◆ Text block
Eating locally grown, unprocessed and preferably organic foods — the kinds of foods that require the least fossil fuel to produce and transport — is pretty easy in Los Angeles. In November, a month in which the offerings at most farmers markets in North America are much more limited, at the Adams and Vermont farmers market, I was able to buy both summer and winter squashes from the same local grower.
Produce in the United States is said to travel an average of 1,500 miles from the farm to the table. Some have questioned the accuracy of this statistic, but the message to me was still quite clear: If I could just subsist on heirloom tomatoes, organic lettuce, dirt-caked parsnips and rich-looking carrots from either Riverside (50 miles away) or Bakersfield (112), and limit the garlic and onions I bought from the farmer who drove the 200 miles from Fresno, I’d sail easily under the “one-eighth of average” benchmark.
But making good on my transportation commitment ended up making success in every other category harder to achieve. As it turned out, racking up 12 miles every day on the Frankenbike made finding time to cook meals from scratch nearly impossible and left me always hungry for highly caloric, highly processed foods. As my commitment to local eating flagged, my trash bin filled up.
Only 24 hours into the experiment, I was wolfing down a slice of pizza covered with mozzarella cheese that may have been shipped from New York, a bowl of rice that probably came from Japan and toasted seaweed flown from Korea and delivered by truck directly to our front door. Then I had to guiltily confront the contents of my trash bag: One paper plate. Two pieces of wax paper. One zipper-top Mylar bag. Four plastic tubs from a supermarket take-out counter.
It went downhill from there. Lunch on Day Three consisted of salad and a tuna melt. Dinner on Night Four was stuffed cabbage — although I knew that raising cows for beef requires approximately 16 times as much fossil fuel energy as growing the equivalent number of vegetable-based calories does.

◆ Work task
Update the local-eating text by writing out everything from "It went downhill" down to "vegetable-based calories does.", with "tuna melt" changed to "veggie burger". The records are separate material, unrelated to the local-eating text.

◆ Dataset entries
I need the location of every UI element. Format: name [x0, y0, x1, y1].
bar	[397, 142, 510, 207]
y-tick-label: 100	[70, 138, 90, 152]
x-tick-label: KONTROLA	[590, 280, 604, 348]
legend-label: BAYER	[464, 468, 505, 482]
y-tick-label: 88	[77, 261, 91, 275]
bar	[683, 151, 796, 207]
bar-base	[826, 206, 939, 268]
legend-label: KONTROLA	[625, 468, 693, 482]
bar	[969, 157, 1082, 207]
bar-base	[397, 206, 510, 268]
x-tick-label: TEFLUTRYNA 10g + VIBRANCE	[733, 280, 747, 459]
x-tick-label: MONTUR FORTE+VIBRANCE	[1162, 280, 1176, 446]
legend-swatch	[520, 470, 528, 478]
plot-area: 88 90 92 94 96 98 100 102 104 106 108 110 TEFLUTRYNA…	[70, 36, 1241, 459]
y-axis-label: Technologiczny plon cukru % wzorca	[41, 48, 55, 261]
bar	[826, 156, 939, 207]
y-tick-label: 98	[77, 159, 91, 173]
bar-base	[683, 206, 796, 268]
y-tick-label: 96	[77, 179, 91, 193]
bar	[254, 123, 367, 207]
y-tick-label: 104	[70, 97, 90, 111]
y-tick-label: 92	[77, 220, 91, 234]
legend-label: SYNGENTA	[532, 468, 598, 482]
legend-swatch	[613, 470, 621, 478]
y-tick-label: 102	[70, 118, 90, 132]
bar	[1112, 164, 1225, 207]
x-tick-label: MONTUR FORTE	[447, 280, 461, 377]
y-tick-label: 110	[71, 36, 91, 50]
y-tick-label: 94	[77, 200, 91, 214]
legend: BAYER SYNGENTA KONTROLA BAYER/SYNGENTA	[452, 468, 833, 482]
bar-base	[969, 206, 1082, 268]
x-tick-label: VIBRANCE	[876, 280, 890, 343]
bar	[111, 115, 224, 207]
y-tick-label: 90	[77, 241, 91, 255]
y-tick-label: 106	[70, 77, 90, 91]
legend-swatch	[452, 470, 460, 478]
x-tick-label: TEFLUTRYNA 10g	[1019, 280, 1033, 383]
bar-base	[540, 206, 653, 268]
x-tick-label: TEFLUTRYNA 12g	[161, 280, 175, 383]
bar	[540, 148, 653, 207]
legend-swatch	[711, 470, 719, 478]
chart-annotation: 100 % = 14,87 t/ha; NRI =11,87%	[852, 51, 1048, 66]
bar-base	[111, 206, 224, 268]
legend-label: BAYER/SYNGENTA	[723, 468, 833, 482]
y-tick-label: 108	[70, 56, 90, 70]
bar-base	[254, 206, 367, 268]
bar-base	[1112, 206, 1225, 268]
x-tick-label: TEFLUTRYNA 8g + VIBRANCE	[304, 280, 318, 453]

◆ Task response
It went downhill from there. Lunch on Day Three consisted of salad and a veggie burger. Dinner on Night Four was stuffed cabbage — although I knew that raising cows for beef requires approximately 16 times as much fossil fuel energy as growing the equivalent number of vegetable-based calories does.